RECORDS FOR THE TASK:
------------------------------------------------------------

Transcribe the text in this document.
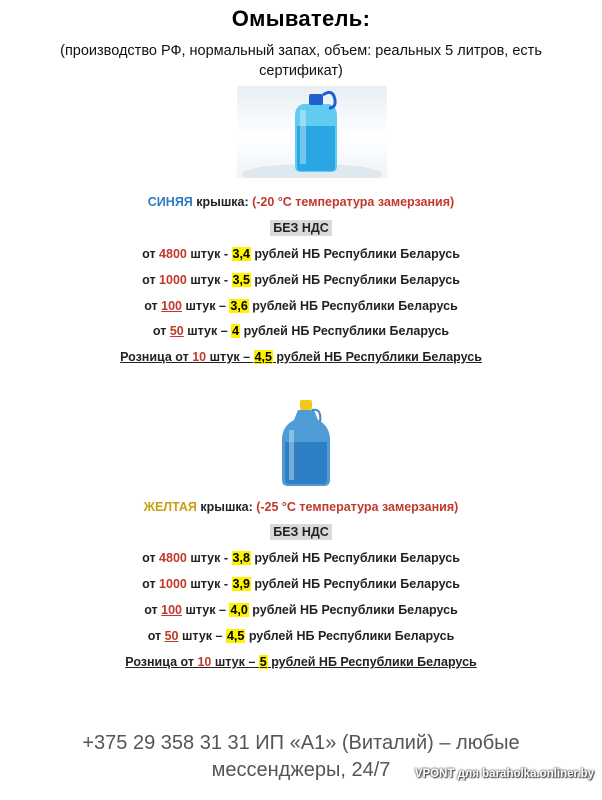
Омыватель:
(производство РФ, нормальный запах, объем: реальных 5 литров, есть сертификат)
СИНЯЯ крышка: (-20 °С температура замерзания)
БЕЗ НДС
от 4800 штук - 3,4 рублей НБ Республики Беларусь
от 1000 штук - 3,5 рублей НБ Республики Беларусь
от 100 штук – 3,6 рублей НБ Республики Беларусь
от 50 штук – 4 рублей НБ Республики Беларусь
Розница от 10 штук – 4,5 рублей НБ Республики Беларусь
ЖЕЛТАЯ крышка: (-25 °С температура замерзания)
БЕЗ НДС
от 4800 штук - 3,8 рублей НБ Республики Беларусь
от 1000 штук - 3,9 рублей НБ Республики Беларусь
от 100 штук – 4,0 рублей НБ Республики Беларусь
от 50 штук – 4,5 рублей НБ Республики Беларусь
Розница от 10 штук – 5 рублей НБ Республики Беларусь
+375 29 358 31 31 ИП «А1» (Виталий) – любые мессенджеры, 24/7	VPONT для baraholka.onliner.by
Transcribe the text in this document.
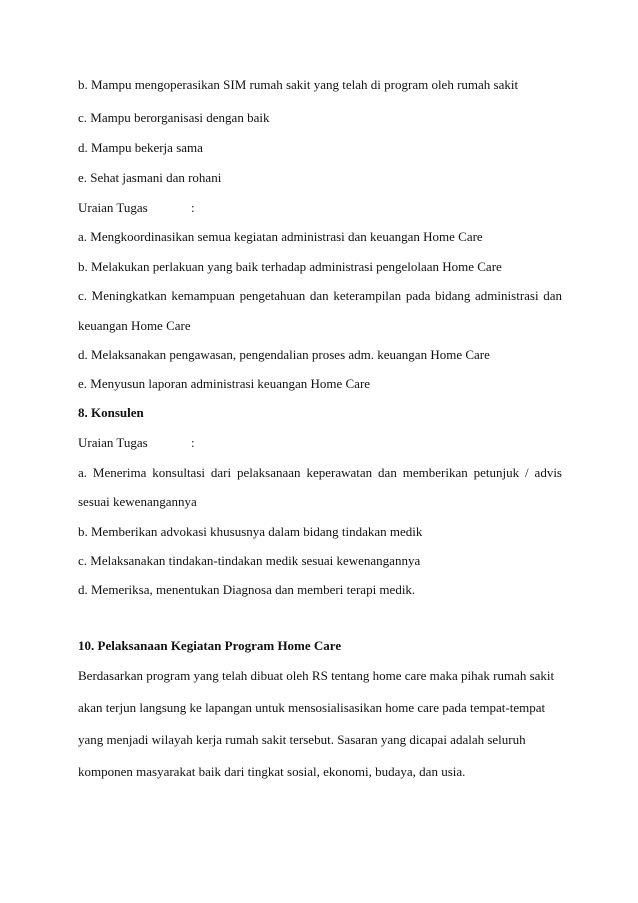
b. Mampu mengoperasikan SIM rumah sakit yang telah di program oleh rumah sakit
c. Mampu berorganisasi dengan baik
d. Mampu bekerja sama
e. Sehat jasmani dan rohani
Uraian Tugas	:
a. Mengkoordinasikan semua kegiatan administrasi dan keuangan Home Care
b. Melakukan perlakuan yang baik terhadap administrasi pengelolaan Home Care
c. Meningkatkan kemampuan pengetahuan dan keterampilan pada bidang administrasi dan
keuangan Home Care
d. Melaksanakan pengawasan, pengendalian proses adm. keuangan Home Care
e. Menyusun laporan administrasi keuangan Home Care
8. Konsulen
Uraian Tugas	:
a. Menerima konsultasi dari pelaksanaan keperawatan dan memberikan petunjuk / advis
sesuai kewenangannya
b. Memberikan advokasi khususnya dalam bidang tindakan medik
c. Melaksanakan tindakan-tindakan medik sesuai kewenangannya
d. Memeriksa, menentukan Diagnosa dan memberi terapi medik.
10. Pelaksanaan Kegiatan Program Home Care
Berdasarkan program yang telah dibuat oleh RS tentang home care maka pihak rumah sakit
akan terjun langsung ke lapangan untuk mensosialisasikan home care pada tempat-tempat
yang menjadi wilayah kerja rumah sakit tersebut. Sasaran yang dicapai adalah seluruh
komponen masyarakat baik dari tingkat sosial, ekonomi, budaya, dan usia.
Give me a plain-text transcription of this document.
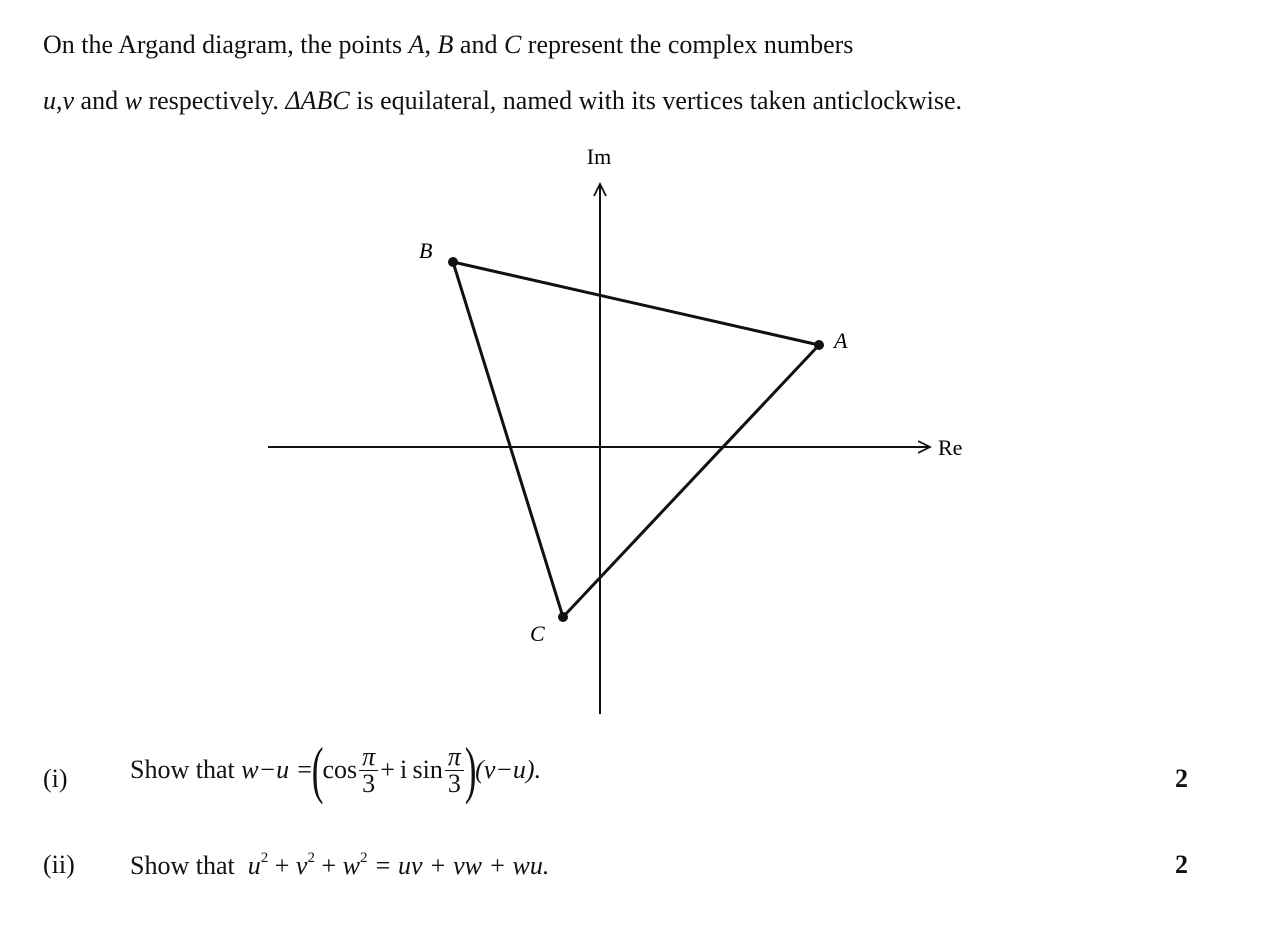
On the Argand diagram, the points A, B and C represent the complex numbers
u,v and w respectively. ΔABC is equilateral, named with its vertices taken anticlockwise.
Im
Re
A
B
C
(i) Show that
w−u =
(
$\cos \frac{\pi}{3} + i$ $\sin \frac{\pi}{3}$ )
(v−u).	2
(ii) Show that $u^2 + v^2 + w^2$ = uv + vw + wu.	2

------------------------------------------------------------

WHAT YOU SHOULD DO: Copy out every line from the material above in which the word "that" appears.

TASK ANSWER:
(i) Show that
(ii) Show that $u^2 + v^2 + w^2$ = uv + vw + wu.	2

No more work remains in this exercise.